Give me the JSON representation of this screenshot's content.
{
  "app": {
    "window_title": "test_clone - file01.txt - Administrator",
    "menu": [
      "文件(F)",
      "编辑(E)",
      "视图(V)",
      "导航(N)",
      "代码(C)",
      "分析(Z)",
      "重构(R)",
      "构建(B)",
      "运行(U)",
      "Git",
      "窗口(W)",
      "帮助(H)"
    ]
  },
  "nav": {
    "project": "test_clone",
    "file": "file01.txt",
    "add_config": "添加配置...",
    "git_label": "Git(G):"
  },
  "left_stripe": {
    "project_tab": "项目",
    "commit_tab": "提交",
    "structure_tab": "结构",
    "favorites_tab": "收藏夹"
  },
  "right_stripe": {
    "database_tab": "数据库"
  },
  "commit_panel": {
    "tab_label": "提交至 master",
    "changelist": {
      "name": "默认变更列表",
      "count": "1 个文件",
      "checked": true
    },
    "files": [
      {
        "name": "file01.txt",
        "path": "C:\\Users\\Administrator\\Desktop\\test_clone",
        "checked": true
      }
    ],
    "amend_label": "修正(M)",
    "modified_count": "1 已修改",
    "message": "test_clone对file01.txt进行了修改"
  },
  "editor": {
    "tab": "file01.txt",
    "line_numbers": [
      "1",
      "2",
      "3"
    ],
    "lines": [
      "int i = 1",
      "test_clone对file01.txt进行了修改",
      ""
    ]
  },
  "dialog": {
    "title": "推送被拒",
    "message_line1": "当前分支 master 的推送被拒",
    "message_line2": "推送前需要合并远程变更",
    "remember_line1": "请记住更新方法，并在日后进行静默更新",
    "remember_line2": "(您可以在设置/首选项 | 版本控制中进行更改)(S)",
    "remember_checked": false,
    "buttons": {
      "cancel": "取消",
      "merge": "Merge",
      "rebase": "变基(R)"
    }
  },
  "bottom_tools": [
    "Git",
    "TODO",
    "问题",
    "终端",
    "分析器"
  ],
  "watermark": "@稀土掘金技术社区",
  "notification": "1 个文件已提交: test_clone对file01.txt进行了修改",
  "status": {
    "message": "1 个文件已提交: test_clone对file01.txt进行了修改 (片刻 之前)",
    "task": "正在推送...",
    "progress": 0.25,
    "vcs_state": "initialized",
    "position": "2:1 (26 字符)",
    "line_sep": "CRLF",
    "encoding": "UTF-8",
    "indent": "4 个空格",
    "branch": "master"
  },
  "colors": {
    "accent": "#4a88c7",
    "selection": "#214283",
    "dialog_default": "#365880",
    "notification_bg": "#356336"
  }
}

AIM OF THE TASK —
Track down all lines above with the string "txt进行了修改" and copy them.

WRITTEN ANSWER —
    "message": "test_clone对file01.txt进行了修改"
      "test_clone对file01.txt进行了修改",
  "notification": "1 个文件已提交: test_clone对file01.txt进行了修改",
    "message": "1 个文件已提交: test_clone对file01.txt进行了修改 (片刻 之前)",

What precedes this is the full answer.